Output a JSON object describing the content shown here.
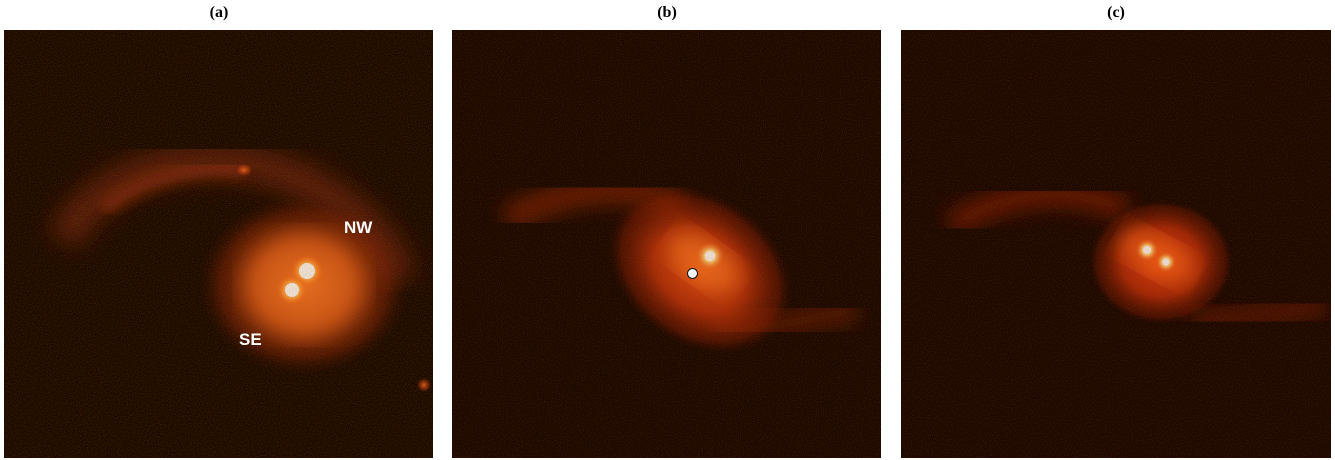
{
  "panels": [
    {
      "caption": "(a)",
      "labels": {
        "nw": "NW",
        "se": "SE"
      }
    },
    {
      "caption": "(b)"
    },
    {
      "caption": "(c)"
    }
  ],
  "colors": {
    "background": "#080100",
    "glow": "#ff5a1a",
    "core": "#ffffff"
  }
}
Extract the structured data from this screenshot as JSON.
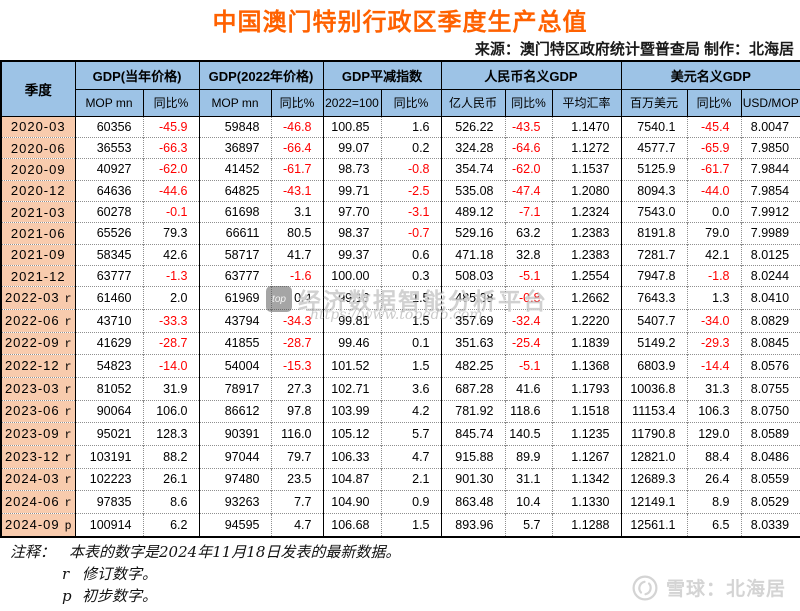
{
  "title": "中国澳门特别行政区季度生产总值",
  "source_line": "来源：澳门特区政府统计暨普查局  制作：北海居",
  "colors": {
    "title": "#FF6100",
    "header_bg": "#9DC3E6",
    "quarter_bg": "#F8CBAD",
    "negative": "#FF0000"
  },
  "chart_data": {
    "type": "table",
    "title": "中国澳门特别行政区季度生产总值",
    "quarter_header": "季度",
    "column_groups": [
      {
        "label": "GDP(当年价格)",
        "subs": [
          "MOP mn",
          "同比%"
        ]
      },
      {
        "label": "GDP(2022年价格)",
        "subs": [
          "MOP mn",
          "同比%"
        ]
      },
      {
        "label": "GDP平减指数",
        "subs": [
          "2022=100",
          "同比%"
        ]
      },
      {
        "label": "人民币名义GDP",
        "subs": [
          "亿人民币",
          "同比%",
          "平均汇率"
        ]
      },
      {
        "label": "美元名义GDP",
        "subs": [
          "百万美元",
          "同比%",
          "USD/MOP"
        ]
      }
    ],
    "rows": [
      {
        "quarter": "2020-03",
        "flag": "",
        "values": [
          "60356",
          "-45.9",
          "59848",
          "-46.8",
          "100.85",
          "1.6",
          "526.22",
          "-43.5",
          "1.1470",
          "7540.1",
          "-45.4",
          "8.0047"
        ]
      },
      {
        "quarter": "2020-06",
        "flag": "",
        "values": [
          "36553",
          "-66.3",
          "36897",
          "-66.4",
          "99.07",
          "0.2",
          "324.28",
          "-64.6",
          "1.1272",
          "4577.7",
          "-65.9",
          "7.9850"
        ]
      },
      {
        "quarter": "2020-09",
        "flag": "",
        "values": [
          "40927",
          "-62.0",
          "41452",
          "-61.7",
          "98.73",
          "-0.8",
          "354.74",
          "-62.0",
          "1.1537",
          "5125.9",
          "-61.7",
          "7.9844"
        ]
      },
      {
        "quarter": "2020-12",
        "flag": "",
        "values": [
          "64636",
          "-44.6",
          "64825",
          "-43.1",
          "99.71",
          "-2.5",
          "535.08",
          "-47.4",
          "1.2080",
          "8094.3",
          "-44.0",
          "7.9854"
        ]
      },
      {
        "quarter": "2021-03",
        "flag": "",
        "values": [
          "60278",
          "-0.1",
          "61698",
          "3.1",
          "97.70",
          "-3.1",
          "489.12",
          "-7.1",
          "1.2324",
          "7543.0",
          "0.0",
          "7.9912"
        ]
      },
      {
        "quarter": "2021-06",
        "flag": "",
        "values": [
          "65526",
          "79.3",
          "66611",
          "80.5",
          "98.37",
          "-0.7",
          "529.16",
          "63.2",
          "1.2383",
          "8191.8",
          "79.0",
          "7.9989"
        ]
      },
      {
        "quarter": "2021-09",
        "flag": "",
        "values": [
          "58345",
          "42.6",
          "58717",
          "41.7",
          "99.37",
          "0.6",
          "471.18",
          "32.8",
          "1.2383",
          "7281.7",
          "42.1",
          "8.0125"
        ]
      },
      {
        "quarter": "2021-12",
        "flag": "",
        "values": [
          "63777",
          "-1.3",
          "63777",
          "-1.6",
          "100.00",
          "0.3",
          "508.03",
          "-5.1",
          "1.2554",
          "7947.8",
          "-1.8",
          "8.0244"
        ]
      },
      {
        "quarter": "2022-03",
        "flag": "r",
        "values": [
          "61460",
          "2.0",
          "61969",
          "0.4",
          "99.18",
          "1.5",
          "485.38",
          "-0.8",
          "1.2662",
          "7643.3",
          "1.3",
          "8.0410"
        ]
      },
      {
        "quarter": "2022-06",
        "flag": "r",
        "values": [
          "43710",
          "-33.3",
          "43794",
          "-34.3",
          "99.81",
          "1.5",
          "357.69",
          "-32.4",
          "1.2220",
          "5407.7",
          "-34.0",
          "8.0829"
        ]
      },
      {
        "quarter": "2022-09",
        "flag": "r",
        "values": [
          "41629",
          "-28.7",
          "41855",
          "-28.7",
          "99.46",
          "0.1",
          "351.63",
          "-25.4",
          "1.1839",
          "5149.2",
          "-29.3",
          "8.0845"
        ]
      },
      {
        "quarter": "2022-12",
        "flag": "r",
        "values": [
          "54823",
          "-14.0",
          "54004",
          "-15.3",
          "101.52",
          "1.5",
          "482.25",
          "-5.1",
          "1.1368",
          "6803.9",
          "-14.4",
          "8.0576"
        ]
      },
      {
        "quarter": "2023-03",
        "flag": "r",
        "values": [
          "81052",
          "31.9",
          "78917",
          "27.3",
          "102.71",
          "3.6",
          "687.28",
          "41.6",
          "1.1793",
          "10036.8",
          "31.3",
          "8.0755"
        ]
      },
      {
        "quarter": "2023-06",
        "flag": "r",
        "values": [
          "90064",
          "106.0",
          "86612",
          "97.8",
          "103.99",
          "4.2",
          "781.92",
          "118.6",
          "1.1518",
          "11153.4",
          "106.3",
          "8.0750"
        ]
      },
      {
        "quarter": "2023-09",
        "flag": "r",
        "values": [
          "95021",
          "128.3",
          "90391",
          "116.0",
          "105.12",
          "5.7",
          "845.74",
          "140.5",
          "1.1235",
          "11790.8",
          "129.0",
          "8.0589"
        ]
      },
      {
        "quarter": "2023-12",
        "flag": "r",
        "values": [
          "103191",
          "88.2",
          "97044",
          "79.7",
          "106.33",
          "4.7",
          "915.88",
          "89.9",
          "1.1267",
          "12821.0",
          "88.4",
          "8.0486"
        ]
      },
      {
        "quarter": "2024-03",
        "flag": "r",
        "values": [
          "102223",
          "26.1",
          "97480",
          "23.5",
          "104.87",
          "2.1",
          "901.30",
          "31.1",
          "1.1342",
          "12689.3",
          "26.4",
          "8.0559"
        ]
      },
      {
        "quarter": "2024-06",
        "flag": "r",
        "values": [
          "97835",
          "8.6",
          "93263",
          "7.7",
          "104.90",
          "0.9",
          "863.48",
          "10.4",
          "1.1330",
          "12149.1",
          "8.9",
          "8.0529"
        ]
      },
      {
        "quarter": "2024-09",
        "flag": "p",
        "values": [
          "100914",
          "6.2",
          "94595",
          "4.7",
          "106.68",
          "1.5",
          "893.96",
          "5.7",
          "1.1288",
          "12561.1",
          "6.5",
          "8.0339"
        ]
      }
    ]
  },
  "notes": {
    "label": "注释：",
    "main": "本表的数字是2024年11月18日发表的最新数据。",
    "r_flag": "r",
    "r_text": "修订数字。",
    "p_flag": "p",
    "p_text": "初步数字。"
  },
  "watermarks": {
    "center_logo": "top",
    "center_text": "经济数据智能分析平台",
    "center_url": "https://www.topedb.com",
    "corner_text": "雪球：北海居"
  }
}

----------

■ Work to do
Output a faithful copy of the data, with each picture left out.

■ Written solution
Output a JSON object describing the content shown here.
{
  "panels": [
    {
      "caption": "(a)",
      "labels": {
        "nw": "NW",
        "se": "SE"
      }
    },
    {
      "caption": "(b)"
    },
    {
      "caption": "(c)"
    }
  ],
  "colors": {
    "background": "#080100",
    "glow": "#ff5a1a",
    "core": "#ffffff"
  }
}
Extract the structured data from this screenshot as JSON.
{
  "title": "中国澳门特别行政区季度生产总值",
  "source_line": "来源：澳门特区政府统计暨普查局  制作：北海居",
  "colors": {
    "title": "#FF6100",
    "header_bg": "#9DC3E6",
    "quarter_bg": "#F8CBAD",
    "negative": "#FF0000"
  },
  "chart_data": {
    "type": "table",
    "title": "中国澳门特别行政区季度生产总值",
    "quarter_header": "季度",
    "column_groups": [
      {
        "label": "GDP(当年价格)",
        "subs": [
          "MOP mn",
          "同比%"
        ]
      },
      {
        "label": "GDP(2022年价格)",
        "subs": [
          "MOP mn",
          "同比%"
        ]
      },
      {
        "label": "GDP平减指数",
        "subs": [
          "2022=100",
          "同比%"
        ]
      },
      {
        "label": "人民币名义GDP",
        "subs": [
          "亿人民币",
          "同比%",
          "平均汇率"
        ]
      },
      {
        "label": "美元名义GDP",
        "subs": [
          "百万美元",
          "同比%",
          "USD/MOP"
        ]
      }
    ],
    "rows": [
      {
        "quarter": "2020-03",
        "flag": "",
        "values": [
          "60356",
          "-45.9",
          "59848",
          "-46.8",
          "100.85",
          "1.6",
          "526.22",
          "-43.5",
          "1.1470",
          "7540.1",
          "-45.4",
          "8.0047"
        ]
      },
      {
        "quarter": "2020-06",
        "flag": "",
        "values": [
          "36553",
          "-66.3",
          "36897",
          "-66.4",
          "99.07",
          "0.2",
          "324.28",
          "-64.6",
          "1.1272",
          "4577.7",
          "-65.9",
          "7.9850"
        ]
      },
      {
        "quarter": "2020-09",
        "flag": "",
        "values": [
          "40927",
          "-62.0",
          "41452",
          "-61.7",
          "98.73",
          "-0.8",
          "354.74",
          "-62.0",
          "1.1537",
          "5125.9",
          "-61.7",
          "7.9844"
        ]
      },
      {
        "quarter": "2020-12",
        "flag": "",
        "values": [
          "64636",
          "-44.6",
          "64825",
          "-43.1",
          "99.71",
          "-2.5",
          "535.08",
          "-47.4",
          "1.2080",
          "8094.3",
          "-44.0",
          "7.9854"
        ]
      },
      {
        "quarter": "2021-03",
        "flag": "",
        "values": [
          "60278",
          "-0.1",
          "61698",
          "3.1",
          "97.70",
          "-3.1",
          "489.12",
          "-7.1",
          "1.2324",
          "7543.0",
          "0.0",
          "7.9912"
        ]
      },
      {
        "quarter": "2021-06",
        "flag": "",
        "values": [
          "65526",
          "79.3",
          "66611",
          "80.5",
          "98.37",
          "-0.7",
          "529.16",
          "63.2",
          "1.2383",
          "8191.8",
          "79.0",
          "7.9989"
        ]
      },
      {
        "quarter": "2021-09",
        "flag": "",
        "values": [
          "58345",
          "42.6",
          "58717",
          "41.7",
          "99.37",
          "0.6",
          "471.18",
          "32.8",
          "1.2383",
          "7281.7",
          "42.1",
          "8.0125"
        ]
      },
      {
        "quarter": "2021-12",
        "flag": "",
        "values": [
          "63777",
          "-1.3",
          "63777",
          "-1.6",
          "100.00",
          "0.3",
          "508.03",
          "-5.1",
          "1.2554",
          "7947.8",
          "-1.8",
          "8.0244"
        ]
      },
      {
        "quarter": "2022-03",
        "flag": "r",
        "values": [
          "61460",
          "2.0",
          "61969",
          "0.4",
          "99.18",
          "1.5",
          "485.38",
          "-0.8",
          "1.2662",
          "7643.3",
          "1.3",
          "8.0410"
        ]
      },
      {
        "quarter": "2022-06",
        "flag": "r",
        "values": [
          "43710",
          "-33.3",
          "43794",
          "-34.3",
          "99.81",
          "1.5",
          "357.69",
          "-32.4",
          "1.2220",
          "5407.7",
          "-34.0",
          "8.0829"
        ]
      },
      {
        "quarter": "2022-09",
        "flag": "r",
        "values": [
          "41629",
          "-28.7",
          "41855",
          "-28.7",
          "99.46",
          "0.1",
          "351.63",
          "-25.4",
          "1.1839",
          "5149.2",
          "-29.3",
          "8.0845"
        ]
      },
      {
        "quarter": "2022-12",
        "flag": "r",
        "values": [
          "54823",
          "-14.0",
          "54004",
          "-15.3",
          "101.52",
          "1.5",
          "482.25",
          "-5.1",
          "1.1368",
          "6803.9",
          "-14.4",
          "8.0576"
        ]
      },
      {
        "quarter": "2023-03",
        "flag": "r",
        "values": [
          "81052",
          "31.9",
          "78917",
          "27.3",
          "102.71",
          "3.6",
          "687.28",
          "41.6",
          "1.1793",
          "10036.8",
          "31.3",
          "8.0755"
        ]
      },
      {
        "quarter": "2023-06",
        "flag": "r",
        "values": [
          "90064",
          "106.0",
          "86612",
          "97.8",
          "103.99",
          "4.2",
          "781.92",
          "118.6",
          "1.1518",
          "11153.4",
          "106.3",
          "8.0750"
        ]
      },
      {
        "quarter": "2023-09",
        "flag": "r",
        "values": [
          "95021",
          "128.3",
          "90391",
          "116.0",
          "105.12",
          "5.7",
          "845.74",
          "140.5",
          "1.1235",
          "11790.8",
          "129.0",
          "8.0589"
        ]
      },
      {
        "quarter": "2023-12",
        "flag": "r",
        "values": [
          "103191",
          "88.2",
          "97044",
          "79.7",
          "106.33",
          "4.7",
          "915.88",
          "89.9",
          "1.1267",
          "12821.0",
          "88.4",
          "8.0486"
        ]
      },
      {
        "quarter": "2024-03",
        "flag": "r",
        "values": [
          "102223",
          "26.1",
          "97480",
          "23.5",
          "104.87",
          "2.1",
          "901.30",
          "31.1",
          "1.1342",
          "12689.3",
          "26.4",
          "8.0559"
        ]
      },
      {
        "quarter": "2024-06",
        "flag": "r",
        "values": [
          "97835",
          "8.6",
          "93263",
          "7.7",
          "104.90",
          "0.9",
          "863.48",
          "10.4",
          "1.1330",
          "12149.1",
          "8.9",
          "8.0529"
        ]
      },
      {
        "quarter": "2024-09",
        "flag": "p",
        "values": [
          "100914",
          "6.2",
          "94595",
          "4.7",
          "106.68",
          "1.5",
          "893.96",
          "5.7",
          "1.1288",
          "12561.1",
          "6.5",
          "8.0339"
        ]
      }
    ]
  },
  "notes": {
    "label": "注释：",
    "main": "本表的数字是2024年11月18日发表的最新数据。",
    "r_flag": "r",
    "r_text": "修订数字。",
    "p_flag": "p",
    "p_text": "初步数字。"
  },
  "watermarks": {
    "center_logo": "top",
    "center_text": "经济数据智能分析平台",
    "center_url": "https://www.topedb.com",
    "corner_text": "雪球：北海居"
  }
}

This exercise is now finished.